**Goal:** Check every line below for the word "true" and show those that hold it.

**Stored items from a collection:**
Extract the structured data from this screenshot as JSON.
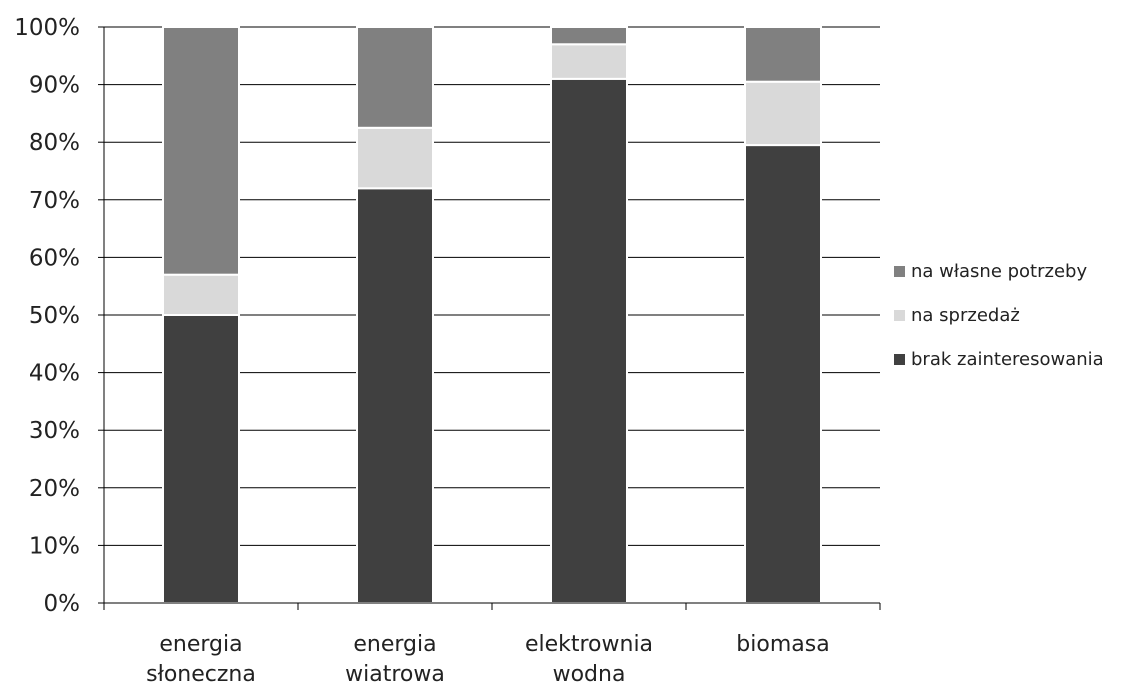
{
  "chart_data": {
    "type": "bar",
    "stacked": true,
    "normalized": true,
    "categories": [
      [
        "energia",
        "słoneczna"
      ],
      [
        "energia",
        "wiatrowa"
      ],
      [
        "elektrownia",
        "wodna"
      ],
      [
        "biomasa"
      ]
    ],
    "series": [
      {
        "name": "brak zainteresowania",
        "color": "#404040",
        "values": [
          50,
          72,
          91,
          79.5
        ]
      },
      {
        "name": "na sprzedaż",
        "color": "#d9d9d9",
        "values": [
          7,
          10.5,
          6,
          11
        ]
      },
      {
        "name": "na własne potrzeby",
        "color": "#808080",
        "values": [
          43,
          17.5,
          3,
          9.5
        ]
      }
    ],
    "ylim": [
      0,
      100
    ],
    "yticks": [
      "0%",
      "10%",
      "20%",
      "30%",
      "40%",
      "50%",
      "60%",
      "70%",
      "80%",
      "90%",
      "100%"
    ],
    "legend_position": "right",
    "legend_order": [
      "na własne potrzeby",
      "na sprzedaż",
      "brak zainteresowania"
    ],
    "grid": true
  }
}
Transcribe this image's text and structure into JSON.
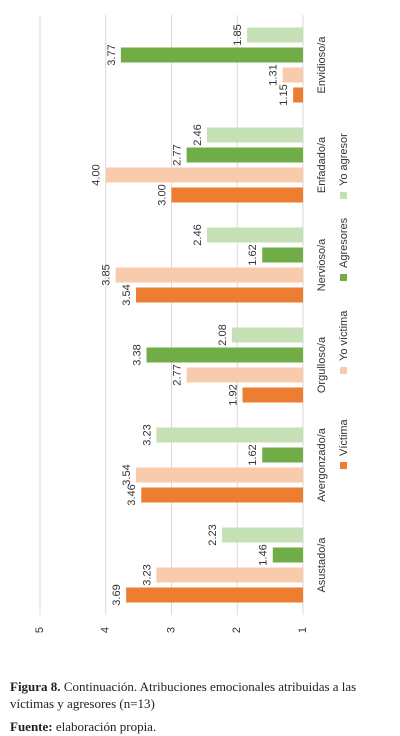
{
  "chart_data": {
    "type": "bar",
    "categories": [
      "Asustado/a",
      "Avergonzado/a",
      "Orgulloso/a",
      "Nervioso/a",
      "Enfadado/a",
      "Envidioso/a"
    ],
    "series": [
      {
        "name": "Víctima",
        "color": "#ed7d31",
        "values": [
          3.69,
          3.46,
          1.92,
          3.54,
          3.0,
          1.15
        ],
        "value_labels": [
          "3.69",
          "3.46",
          "1.92",
          "3.54",
          "3.00",
          "1.15"
        ]
      },
      {
        "name": "Yo víctima",
        "color": "#f8cbad",
        "values": [
          3.23,
          3.54,
          2.77,
          3.85,
          4.0,
          1.31
        ],
        "value_labels": [
          "3.23",
          "3.54",
          "2.77",
          "3.85",
          "4.00",
          "1.31"
        ]
      },
      {
        "name": "Agresores",
        "color": "#70ad47",
        "values": [
          1.46,
          1.62,
          3.38,
          1.62,
          2.77,
          3.77
        ],
        "value_labels": [
          "1.46",
          "1.62",
          "3.38",
          "1.62",
          "2.77",
          "3.77"
        ]
      },
      {
        "name": "Yo agresor",
        "color": "#c5e0b4",
        "values": [
          2.23,
          3.23,
          2.08,
          2.46,
          2.46,
          1.85
        ],
        "value_labels": [
          "2.23",
          "3.23",
          "2.08",
          "2.46",
          "2.46",
          "1.85"
        ]
      }
    ],
    "ylim": [
      1,
      5
    ],
    "yticks": [
      1,
      2,
      3,
      4,
      5
    ],
    "grid": true,
    "legend": "right"
  },
  "caption": {
    "label": "Figura 8.",
    "text": "Continuación. Atribuciones emocionales atribuidas a las víctimas y agresores (n=13)",
    "source_label": "Fuente:",
    "source": "elaboración propia."
  }
}
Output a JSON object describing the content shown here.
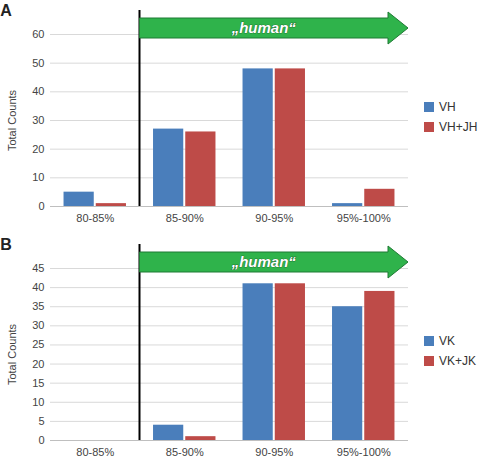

**Full answer:**
    "stacked": true,
    "normalized": true,
    "grid": true
    "grid": true,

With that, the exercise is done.